-- Start --

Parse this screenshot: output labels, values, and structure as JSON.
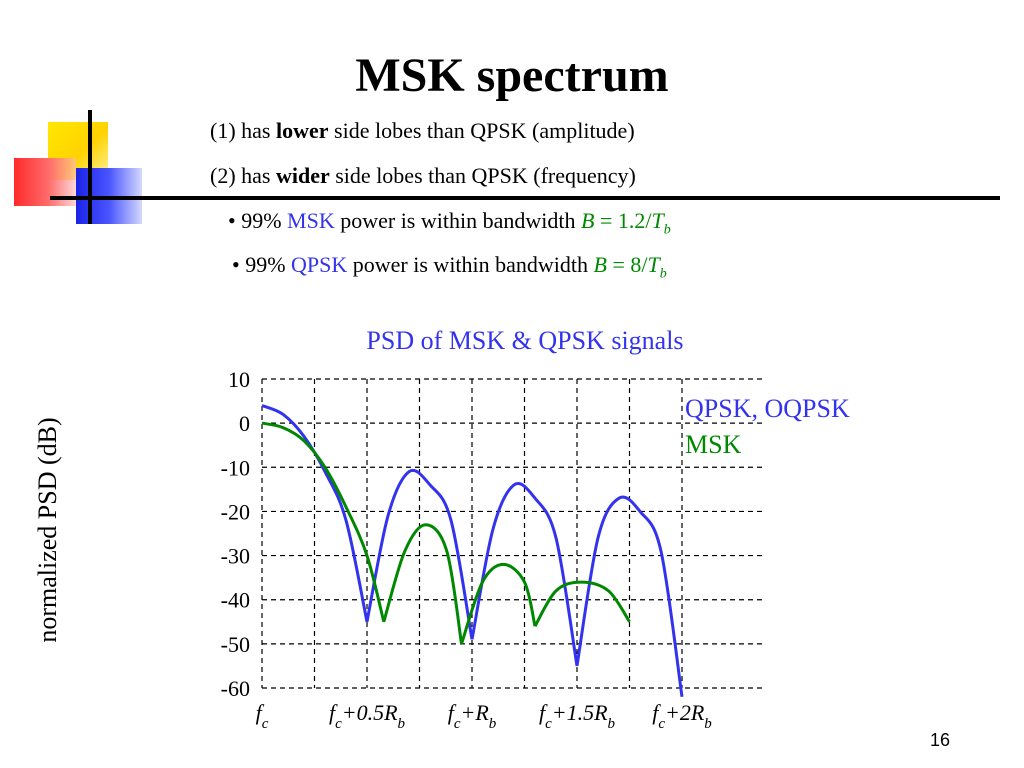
{
  "slide": {
    "title": "MSK spectrum",
    "page_number": "16"
  },
  "bullets": {
    "line1": {
      "pre": "(1) has ",
      "bold": "lower",
      "post": " side lobes than QPSK (amplitude)"
    },
    "line2": {
      "pre": "(2) has ",
      "bold": "wider",
      "post": " side lobes than QPSK (frequency)"
    },
    "line3": {
      "pre": "• 99% ",
      "mod": "MSK",
      "mid": " power is within bandwidth ",
      "eq_b": "B",
      "eq": " = 1.2/",
      "eq_t": "T",
      "eq_sub": "b"
    },
    "line4": {
      "pre": "• 99% ",
      "mod": "QPSK",
      "mid": " power is within bandwidth  ",
      "eq_b": "B",
      "eq": " = 8/",
      "eq_t": "T",
      "eq_sub": "b"
    }
  },
  "colors": {
    "qpsk": "#3333ee",
    "msk": "#008800",
    "grid": "#000000"
  },
  "chart_data": {
    "type": "line",
    "title": "PSD of MSK & QPSK signals",
    "ylabel": "normalized PSD (dB)",
    "xlabel": "",
    "ylim": [
      -60,
      10
    ],
    "xlim": [
      0,
      2
    ],
    "yticks": [
      10,
      0,
      -10,
      -20,
      -30,
      -40,
      -50,
      -60
    ],
    "xticks": [
      {
        "value": 0,
        "main": "f",
        "sub": "c",
        "tail": "",
        "tail_main": "",
        "tail_sub": ""
      },
      {
        "value": 0.5,
        "main": "f",
        "sub": "c",
        "tail": "+0.5",
        "tail_main": "R",
        "tail_sub": "b"
      },
      {
        "value": 1.0,
        "main": "f",
        "sub": "c",
        "tail": "+",
        "tail_main": "R",
        "tail_sub": "b"
      },
      {
        "value": 1.5,
        "main": "f",
        "sub": "c",
        "tail": "+1.5",
        "tail_main": "R",
        "tail_sub": "b"
      },
      {
        "value": 2.0,
        "main": "f",
        "sub": "c",
        "tail": "+2",
        "tail_main": "R",
        "tail_sub": "b"
      }
    ],
    "grid": true,
    "legend_position": "top-right",
    "series": [
      {
        "name": "QPSK, OQPSK",
        "key": "qpsk",
        "points": [
          [
            0,
            4
          ],
          [
            0.1,
            2
          ],
          [
            0.2,
            -3
          ],
          [
            0.3,
            -11
          ],
          [
            0.4,
            -22
          ],
          [
            0.5,
            -45
          ],
          [
            0.6,
            -21
          ],
          [
            0.7,
            -11
          ],
          [
            0.8,
            -14
          ],
          [
            0.9,
            -22
          ],
          [
            1.0,
            -49
          ],
          [
            1.1,
            -24
          ],
          [
            1.2,
            -14
          ],
          [
            1.3,
            -17
          ],
          [
            1.4,
            -26
          ],
          [
            1.5,
            -55
          ],
          [
            1.6,
            -26
          ],
          [
            1.7,
            -17
          ],
          [
            1.8,
            -20
          ],
          [
            1.9,
            -29
          ],
          [
            2.0,
            -62
          ]
        ]
      },
      {
        "name": "MSK",
        "key": "msk",
        "points": [
          [
            0,
            0
          ],
          [
            0.1,
            -1
          ],
          [
            0.2,
            -4
          ],
          [
            0.3,
            -10
          ],
          [
            0.4,
            -19
          ],
          [
            0.5,
            -30
          ],
          [
            0.58,
            -45
          ],
          [
            0.68,
            -29
          ],
          [
            0.78,
            -23
          ],
          [
            0.88,
            -29
          ],
          [
            0.95,
            -50
          ],
          [
            1.05,
            -36
          ],
          [
            1.15,
            -32
          ],
          [
            1.25,
            -36
          ],
          [
            1.3,
            -46
          ],
          [
            1.4,
            -38
          ],
          [
            1.52,
            -36
          ],
          [
            1.65,
            -38
          ],
          [
            1.75,
            -45
          ]
        ]
      }
    ]
  }
}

-- End --

• **What you need to do**: Transcribe the records above exactly, leaving out every picture.

• **Worked answer**:
Parse this screenshot: output labels, values, and structure as JSON.
{
  "slide": {
    "title": "MSK spectrum",
    "page_number": "16"
  },
  "bullets": {
    "line1": {
      "pre": "(1) has ",
      "bold": "lower",
      "post": " side lobes than QPSK (amplitude)"
    },
    "line2": {
      "pre": "(2) has ",
      "bold": "wider",
      "post": " side lobes than QPSK (frequency)"
    },
    "line3": {
      "pre": "• 99% ",
      "mod": "MSK",
      "mid": " power is within bandwidth ",
      "eq_b": "B",
      "eq": " = 1.2/",
      "eq_t": "T",
      "eq_sub": "b"
    },
    "line4": {
      "pre": "• 99% ",
      "mod": "QPSK",
      "mid": " power is within bandwidth  ",
      "eq_b": "B",
      "eq": " = 8/",
      "eq_t": "T",
      "eq_sub": "b"
    }
  },
  "colors": {
    "qpsk": "#3333ee",
    "msk": "#008800",
    "grid": "#000000"
  },
  "chart_data": {
    "type": "line",
    "title": "PSD of MSK & QPSK signals",
    "ylabel": "normalized PSD (dB)",
    "xlabel": "",
    "ylim": [
      -60,
      10
    ],
    "xlim": [
      0,
      2
    ],
    "yticks": [
      10,
      0,
      -10,
      -20,
      -30,
      -40,
      -50,
      -60
    ],
    "xticks": [
      {
        "value": 0,
        "main": "f",
        "sub": "c",
        "tail": "",
        "tail_main": "",
        "tail_sub": ""
      },
      {
        "value": 0.5,
        "main": "f",
        "sub": "c",
        "tail": "+0.5",
        "tail_main": "R",
        "tail_sub": "b"
      },
      {
        "value": 1.0,
        "main": "f",
        "sub": "c",
        "tail": "+",
        "tail_main": "R",
        "tail_sub": "b"
      },
      {
        "value": 1.5,
        "main": "f",
        "sub": "c",
        "tail": "+1.5",
        "tail_main": "R",
        "tail_sub": "b"
      },
      {
        "value": 2.0,
        "main": "f",
        "sub": "c",
        "tail": "+2",
        "tail_main": "R",
        "tail_sub": "b"
      }
    ],
    "grid": true,
    "legend_position": "top-right",
    "series": [
      {
        "name": "QPSK, OQPSK",
        "key": "qpsk",
        "points": [
          [
            0,
            4
          ],
          [
            0.1,
            2
          ],
          [
            0.2,
            -3
          ],
          [
            0.3,
            -11
          ],
          [
            0.4,
            -22
          ],
          [
            0.5,
            -45
          ],
          [
            0.6,
            -21
          ],
          [
            0.7,
            -11
          ],
          [
            0.8,
            -14
          ],
          [
            0.9,
            -22
          ],
          [
            1.0,
            -49
          ],
          [
            1.1,
            -24
          ],
          [
            1.2,
            -14
          ],
          [
            1.3,
            -17
          ],
          [
            1.4,
            -26
          ],
          [
            1.5,
            -55
          ],
          [
            1.6,
            -26
          ],
          [
            1.7,
            -17
          ],
          [
            1.8,
            -20
          ],
          [
            1.9,
            -29
          ],
          [
            2.0,
            -62
          ]
        ]
      },
      {
        "name": "MSK",
        "key": "msk",
        "points": [
          [
            0,
            0
          ],
          [
            0.1,
            -1
          ],
          [
            0.2,
            -4
          ],
          [
            0.3,
            -10
          ],
          [
            0.4,
            -19
          ],
          [
            0.5,
            -30
          ],
          [
            0.58,
            -45
          ],
          [
            0.68,
            -29
          ],
          [
            0.78,
            -23
          ],
          [
            0.88,
            -29
          ],
          [
            0.95,
            -50
          ],
          [
            1.05,
            -36
          ],
          [
            1.15,
            -32
          ],
          [
            1.25,
            -36
          ],
          [
            1.3,
            -46
          ],
          [
            1.4,
            -38
          ],
          [
            1.52,
            -36
          ],
          [
            1.65,
            -38
          ],
          [
            1.75,
            -45
          ]
        ]
      }
    ]
  }
}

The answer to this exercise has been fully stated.